* [Objective] Take every line from the listing below that contains "exams".

==== Entries supplied ====

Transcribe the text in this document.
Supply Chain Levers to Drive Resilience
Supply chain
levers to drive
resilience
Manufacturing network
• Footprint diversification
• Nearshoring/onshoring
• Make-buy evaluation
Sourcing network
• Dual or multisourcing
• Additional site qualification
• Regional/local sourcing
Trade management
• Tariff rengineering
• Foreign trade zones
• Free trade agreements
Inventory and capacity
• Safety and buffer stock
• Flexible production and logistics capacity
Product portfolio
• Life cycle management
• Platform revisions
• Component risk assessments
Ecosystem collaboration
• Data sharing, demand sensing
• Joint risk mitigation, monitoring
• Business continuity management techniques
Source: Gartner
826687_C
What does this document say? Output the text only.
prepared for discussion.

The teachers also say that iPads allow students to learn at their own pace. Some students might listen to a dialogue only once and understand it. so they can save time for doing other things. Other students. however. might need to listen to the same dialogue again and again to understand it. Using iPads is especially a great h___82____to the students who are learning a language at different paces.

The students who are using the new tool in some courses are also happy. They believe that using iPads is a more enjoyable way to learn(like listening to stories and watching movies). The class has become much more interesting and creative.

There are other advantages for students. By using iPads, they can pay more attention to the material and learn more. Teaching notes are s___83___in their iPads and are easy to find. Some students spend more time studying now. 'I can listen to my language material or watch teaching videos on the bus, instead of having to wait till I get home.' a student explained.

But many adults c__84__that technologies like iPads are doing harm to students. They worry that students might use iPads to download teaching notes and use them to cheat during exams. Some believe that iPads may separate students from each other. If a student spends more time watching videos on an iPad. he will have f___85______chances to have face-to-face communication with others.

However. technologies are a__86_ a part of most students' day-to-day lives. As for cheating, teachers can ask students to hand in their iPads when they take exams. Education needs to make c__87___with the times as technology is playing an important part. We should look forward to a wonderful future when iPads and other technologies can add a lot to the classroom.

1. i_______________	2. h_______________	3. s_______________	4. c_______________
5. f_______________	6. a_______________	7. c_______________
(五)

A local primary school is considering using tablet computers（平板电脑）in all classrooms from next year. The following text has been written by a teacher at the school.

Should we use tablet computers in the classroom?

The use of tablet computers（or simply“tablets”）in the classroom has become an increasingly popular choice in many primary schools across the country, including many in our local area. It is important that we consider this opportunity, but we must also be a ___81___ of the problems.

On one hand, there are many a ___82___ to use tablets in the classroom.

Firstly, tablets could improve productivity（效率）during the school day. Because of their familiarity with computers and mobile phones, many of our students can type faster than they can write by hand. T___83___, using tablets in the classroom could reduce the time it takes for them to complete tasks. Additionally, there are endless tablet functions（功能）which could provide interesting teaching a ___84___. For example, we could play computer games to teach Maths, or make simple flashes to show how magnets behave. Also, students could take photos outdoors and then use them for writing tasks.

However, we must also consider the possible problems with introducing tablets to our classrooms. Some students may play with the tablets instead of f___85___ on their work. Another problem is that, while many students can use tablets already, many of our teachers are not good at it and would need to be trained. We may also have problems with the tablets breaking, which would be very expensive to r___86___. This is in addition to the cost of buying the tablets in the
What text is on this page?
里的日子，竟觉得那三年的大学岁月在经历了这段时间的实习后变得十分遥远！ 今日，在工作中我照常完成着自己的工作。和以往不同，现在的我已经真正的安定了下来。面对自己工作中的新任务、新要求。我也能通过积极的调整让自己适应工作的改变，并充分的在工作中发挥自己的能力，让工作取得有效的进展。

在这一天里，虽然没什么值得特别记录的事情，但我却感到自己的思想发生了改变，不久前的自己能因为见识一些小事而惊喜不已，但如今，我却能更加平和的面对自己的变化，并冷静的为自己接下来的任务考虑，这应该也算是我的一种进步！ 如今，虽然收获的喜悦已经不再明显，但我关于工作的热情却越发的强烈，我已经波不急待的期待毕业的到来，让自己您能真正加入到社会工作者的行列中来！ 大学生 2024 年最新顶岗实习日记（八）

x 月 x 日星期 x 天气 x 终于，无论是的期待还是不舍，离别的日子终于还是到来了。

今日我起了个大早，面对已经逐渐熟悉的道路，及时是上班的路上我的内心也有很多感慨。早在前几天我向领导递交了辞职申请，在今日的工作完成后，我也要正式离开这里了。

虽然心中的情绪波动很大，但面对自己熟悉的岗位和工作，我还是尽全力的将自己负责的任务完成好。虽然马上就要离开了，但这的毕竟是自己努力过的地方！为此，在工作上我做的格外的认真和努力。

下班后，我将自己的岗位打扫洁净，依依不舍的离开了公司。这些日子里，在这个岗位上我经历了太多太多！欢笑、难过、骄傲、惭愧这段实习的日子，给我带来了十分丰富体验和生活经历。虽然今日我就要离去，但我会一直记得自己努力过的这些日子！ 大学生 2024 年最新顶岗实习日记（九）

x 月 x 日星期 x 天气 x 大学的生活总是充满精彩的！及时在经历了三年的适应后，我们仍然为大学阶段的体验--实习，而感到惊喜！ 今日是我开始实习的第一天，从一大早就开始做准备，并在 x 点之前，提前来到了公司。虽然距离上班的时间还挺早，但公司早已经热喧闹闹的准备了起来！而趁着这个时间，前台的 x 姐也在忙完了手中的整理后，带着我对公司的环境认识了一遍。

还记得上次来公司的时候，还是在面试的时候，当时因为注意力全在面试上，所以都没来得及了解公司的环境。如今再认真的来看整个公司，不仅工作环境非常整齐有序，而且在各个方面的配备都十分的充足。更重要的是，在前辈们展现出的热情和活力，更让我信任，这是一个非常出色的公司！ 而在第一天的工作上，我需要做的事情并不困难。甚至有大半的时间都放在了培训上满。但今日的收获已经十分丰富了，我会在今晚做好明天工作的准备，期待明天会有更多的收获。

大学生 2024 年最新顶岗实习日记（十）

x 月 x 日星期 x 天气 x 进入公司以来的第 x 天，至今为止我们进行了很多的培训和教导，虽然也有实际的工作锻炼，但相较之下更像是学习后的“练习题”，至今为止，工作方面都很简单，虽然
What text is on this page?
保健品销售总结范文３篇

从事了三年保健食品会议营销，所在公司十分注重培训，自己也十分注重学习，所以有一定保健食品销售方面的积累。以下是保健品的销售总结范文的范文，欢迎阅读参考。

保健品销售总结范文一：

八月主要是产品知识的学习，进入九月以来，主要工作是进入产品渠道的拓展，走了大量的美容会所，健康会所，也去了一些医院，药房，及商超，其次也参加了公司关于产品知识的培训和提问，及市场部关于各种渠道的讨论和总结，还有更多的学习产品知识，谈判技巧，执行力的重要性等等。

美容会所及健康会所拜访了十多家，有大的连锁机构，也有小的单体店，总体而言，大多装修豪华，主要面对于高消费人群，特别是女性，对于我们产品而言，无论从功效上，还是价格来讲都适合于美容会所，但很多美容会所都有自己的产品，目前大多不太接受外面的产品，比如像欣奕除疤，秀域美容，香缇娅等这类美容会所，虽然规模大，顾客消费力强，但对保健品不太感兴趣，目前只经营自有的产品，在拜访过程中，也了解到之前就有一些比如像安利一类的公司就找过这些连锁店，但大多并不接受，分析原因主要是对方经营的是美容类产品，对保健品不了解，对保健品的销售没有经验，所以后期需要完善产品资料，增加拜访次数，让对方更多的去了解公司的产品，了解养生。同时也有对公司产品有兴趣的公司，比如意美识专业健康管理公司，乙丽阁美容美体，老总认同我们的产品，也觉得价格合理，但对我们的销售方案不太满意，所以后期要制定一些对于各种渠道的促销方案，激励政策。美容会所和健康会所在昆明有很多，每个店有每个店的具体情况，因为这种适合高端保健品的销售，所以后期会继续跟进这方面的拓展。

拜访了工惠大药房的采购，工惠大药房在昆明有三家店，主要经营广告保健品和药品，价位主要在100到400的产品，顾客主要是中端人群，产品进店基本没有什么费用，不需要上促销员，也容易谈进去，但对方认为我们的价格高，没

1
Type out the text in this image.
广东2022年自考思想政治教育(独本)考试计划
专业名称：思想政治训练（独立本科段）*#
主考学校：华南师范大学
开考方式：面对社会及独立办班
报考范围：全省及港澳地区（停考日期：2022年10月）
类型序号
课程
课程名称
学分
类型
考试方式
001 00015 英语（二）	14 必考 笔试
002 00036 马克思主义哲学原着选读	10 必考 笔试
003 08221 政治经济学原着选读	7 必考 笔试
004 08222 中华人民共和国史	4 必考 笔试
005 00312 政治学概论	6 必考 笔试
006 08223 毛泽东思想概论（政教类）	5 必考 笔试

====

* [Full response]
But many adults c__84__that technologies like iPads are doing harm to students. They worry that students might use iPads to download teaching notes and use them to cheat during exams. Some believe that iPads may separate students from each other. If a student spends more time watching videos on an iPad. he will have f___85______chances to have face-to-face communication with others.
However. technologies are a__86_ a part of most students' day-to-day lives. As for cheating, teachers can ask students to hand in their iPads when they take exams. Education needs to make c__87___with the times as technology is playing an important part. We should look forward to a wonderful future when iPads and other technologies can add a lot to the classroom.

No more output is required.